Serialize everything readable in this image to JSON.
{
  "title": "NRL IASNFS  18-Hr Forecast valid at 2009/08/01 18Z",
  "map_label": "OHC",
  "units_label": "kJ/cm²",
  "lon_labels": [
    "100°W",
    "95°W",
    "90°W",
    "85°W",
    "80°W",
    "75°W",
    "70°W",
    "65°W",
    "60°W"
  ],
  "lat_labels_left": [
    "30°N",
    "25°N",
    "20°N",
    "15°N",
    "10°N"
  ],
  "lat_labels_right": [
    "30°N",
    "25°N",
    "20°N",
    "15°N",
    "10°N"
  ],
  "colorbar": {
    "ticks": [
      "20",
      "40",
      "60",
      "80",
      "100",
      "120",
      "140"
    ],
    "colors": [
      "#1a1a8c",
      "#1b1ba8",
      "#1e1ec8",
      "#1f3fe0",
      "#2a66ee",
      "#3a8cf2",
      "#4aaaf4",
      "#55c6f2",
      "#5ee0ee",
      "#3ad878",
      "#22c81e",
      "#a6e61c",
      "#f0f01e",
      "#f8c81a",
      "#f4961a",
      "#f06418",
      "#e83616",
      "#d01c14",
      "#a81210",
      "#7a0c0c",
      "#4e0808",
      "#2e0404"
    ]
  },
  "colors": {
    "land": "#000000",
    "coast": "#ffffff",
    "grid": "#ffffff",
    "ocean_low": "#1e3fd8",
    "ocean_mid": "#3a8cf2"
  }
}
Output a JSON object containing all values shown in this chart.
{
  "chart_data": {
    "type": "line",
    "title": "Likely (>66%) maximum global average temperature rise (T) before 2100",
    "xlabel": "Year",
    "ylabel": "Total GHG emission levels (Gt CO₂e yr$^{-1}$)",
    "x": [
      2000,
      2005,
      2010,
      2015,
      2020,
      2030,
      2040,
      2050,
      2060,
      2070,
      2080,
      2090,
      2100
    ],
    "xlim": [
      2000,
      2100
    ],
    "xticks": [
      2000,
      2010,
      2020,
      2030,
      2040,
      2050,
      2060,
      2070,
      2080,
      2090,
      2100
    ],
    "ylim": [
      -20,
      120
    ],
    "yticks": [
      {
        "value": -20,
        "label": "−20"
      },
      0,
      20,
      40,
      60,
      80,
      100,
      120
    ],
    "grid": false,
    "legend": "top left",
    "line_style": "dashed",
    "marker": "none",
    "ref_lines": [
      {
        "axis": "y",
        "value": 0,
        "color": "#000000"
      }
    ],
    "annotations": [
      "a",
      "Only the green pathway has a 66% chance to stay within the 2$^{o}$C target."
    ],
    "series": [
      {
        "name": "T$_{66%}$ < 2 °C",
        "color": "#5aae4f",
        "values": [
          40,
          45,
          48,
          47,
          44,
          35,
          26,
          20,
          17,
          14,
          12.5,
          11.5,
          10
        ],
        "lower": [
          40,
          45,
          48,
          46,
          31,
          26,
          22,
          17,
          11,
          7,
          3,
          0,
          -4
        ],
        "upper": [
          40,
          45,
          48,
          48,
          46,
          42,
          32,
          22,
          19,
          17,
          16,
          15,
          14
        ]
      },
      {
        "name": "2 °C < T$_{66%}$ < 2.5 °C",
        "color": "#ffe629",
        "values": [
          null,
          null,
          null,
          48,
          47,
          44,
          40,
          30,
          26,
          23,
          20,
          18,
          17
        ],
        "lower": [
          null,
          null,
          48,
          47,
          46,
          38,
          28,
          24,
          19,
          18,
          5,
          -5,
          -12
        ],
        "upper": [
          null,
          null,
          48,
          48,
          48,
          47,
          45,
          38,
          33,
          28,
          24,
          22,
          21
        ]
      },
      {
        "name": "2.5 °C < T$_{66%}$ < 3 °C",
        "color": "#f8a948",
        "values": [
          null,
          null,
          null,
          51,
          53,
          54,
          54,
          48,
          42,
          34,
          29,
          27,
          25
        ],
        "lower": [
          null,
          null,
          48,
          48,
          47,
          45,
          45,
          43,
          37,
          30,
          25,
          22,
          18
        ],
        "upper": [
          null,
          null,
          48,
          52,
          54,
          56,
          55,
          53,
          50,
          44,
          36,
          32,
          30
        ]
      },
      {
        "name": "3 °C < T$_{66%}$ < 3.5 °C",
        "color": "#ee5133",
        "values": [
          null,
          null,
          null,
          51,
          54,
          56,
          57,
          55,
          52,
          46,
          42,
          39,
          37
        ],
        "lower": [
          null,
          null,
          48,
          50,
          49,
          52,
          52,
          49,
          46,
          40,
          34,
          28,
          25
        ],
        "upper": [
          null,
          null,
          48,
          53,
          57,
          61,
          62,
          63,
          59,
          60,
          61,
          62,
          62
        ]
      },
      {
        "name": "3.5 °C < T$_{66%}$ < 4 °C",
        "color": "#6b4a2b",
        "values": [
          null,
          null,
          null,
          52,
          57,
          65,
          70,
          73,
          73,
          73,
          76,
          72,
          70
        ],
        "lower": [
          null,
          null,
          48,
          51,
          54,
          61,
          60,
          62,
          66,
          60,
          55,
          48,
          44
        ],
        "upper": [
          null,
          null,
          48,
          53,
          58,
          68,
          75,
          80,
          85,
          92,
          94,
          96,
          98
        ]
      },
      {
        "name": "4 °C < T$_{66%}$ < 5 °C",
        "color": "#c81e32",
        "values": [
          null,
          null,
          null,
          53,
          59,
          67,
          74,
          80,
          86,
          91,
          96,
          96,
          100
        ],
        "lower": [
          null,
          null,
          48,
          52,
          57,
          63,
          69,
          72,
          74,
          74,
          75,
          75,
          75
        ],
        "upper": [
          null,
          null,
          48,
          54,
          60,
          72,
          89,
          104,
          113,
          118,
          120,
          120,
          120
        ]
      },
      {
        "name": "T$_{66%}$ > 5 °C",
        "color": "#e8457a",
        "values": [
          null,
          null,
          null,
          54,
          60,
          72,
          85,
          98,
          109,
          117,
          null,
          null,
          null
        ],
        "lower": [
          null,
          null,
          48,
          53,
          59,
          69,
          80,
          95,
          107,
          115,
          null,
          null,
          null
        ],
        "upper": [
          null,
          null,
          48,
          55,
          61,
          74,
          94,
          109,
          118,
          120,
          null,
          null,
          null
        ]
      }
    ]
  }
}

---

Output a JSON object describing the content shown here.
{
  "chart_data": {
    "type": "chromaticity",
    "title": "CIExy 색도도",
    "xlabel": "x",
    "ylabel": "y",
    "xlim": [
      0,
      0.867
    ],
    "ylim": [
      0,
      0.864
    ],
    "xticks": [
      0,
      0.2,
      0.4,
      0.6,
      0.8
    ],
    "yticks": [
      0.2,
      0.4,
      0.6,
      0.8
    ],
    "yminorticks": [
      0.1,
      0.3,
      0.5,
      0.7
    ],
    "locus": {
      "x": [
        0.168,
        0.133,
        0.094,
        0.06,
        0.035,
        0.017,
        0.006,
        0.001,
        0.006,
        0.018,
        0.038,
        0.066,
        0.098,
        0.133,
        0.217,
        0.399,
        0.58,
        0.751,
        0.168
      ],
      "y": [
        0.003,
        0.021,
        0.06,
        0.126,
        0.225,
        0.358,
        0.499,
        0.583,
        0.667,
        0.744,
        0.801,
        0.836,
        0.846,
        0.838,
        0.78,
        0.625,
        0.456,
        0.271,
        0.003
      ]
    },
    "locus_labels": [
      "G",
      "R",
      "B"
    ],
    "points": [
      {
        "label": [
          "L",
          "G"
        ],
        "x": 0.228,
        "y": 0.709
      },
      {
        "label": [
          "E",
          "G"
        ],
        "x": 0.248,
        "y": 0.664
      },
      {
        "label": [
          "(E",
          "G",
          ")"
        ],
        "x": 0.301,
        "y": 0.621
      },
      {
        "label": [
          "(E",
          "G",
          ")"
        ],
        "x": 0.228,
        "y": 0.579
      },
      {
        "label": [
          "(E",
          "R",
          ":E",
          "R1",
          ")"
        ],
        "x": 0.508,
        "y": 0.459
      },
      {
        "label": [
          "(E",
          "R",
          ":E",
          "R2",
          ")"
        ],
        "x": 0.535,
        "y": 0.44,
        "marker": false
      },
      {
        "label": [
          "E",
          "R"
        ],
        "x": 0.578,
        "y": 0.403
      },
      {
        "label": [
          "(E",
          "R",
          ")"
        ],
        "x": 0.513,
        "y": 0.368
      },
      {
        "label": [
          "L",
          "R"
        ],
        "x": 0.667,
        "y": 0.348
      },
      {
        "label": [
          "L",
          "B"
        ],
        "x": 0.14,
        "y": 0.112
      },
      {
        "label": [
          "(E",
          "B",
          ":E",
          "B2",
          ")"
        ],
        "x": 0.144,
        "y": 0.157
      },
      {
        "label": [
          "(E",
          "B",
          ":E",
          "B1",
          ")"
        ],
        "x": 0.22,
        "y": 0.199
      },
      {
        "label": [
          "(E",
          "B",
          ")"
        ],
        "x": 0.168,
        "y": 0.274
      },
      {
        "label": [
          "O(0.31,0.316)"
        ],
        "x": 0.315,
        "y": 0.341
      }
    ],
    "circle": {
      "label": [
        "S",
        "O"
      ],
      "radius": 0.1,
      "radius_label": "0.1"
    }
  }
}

**THE REQUEST:**
Nothing but a number is needed here: how many lines hold the string "shown"?

**ANSWER TO THE EXERCISE:**
2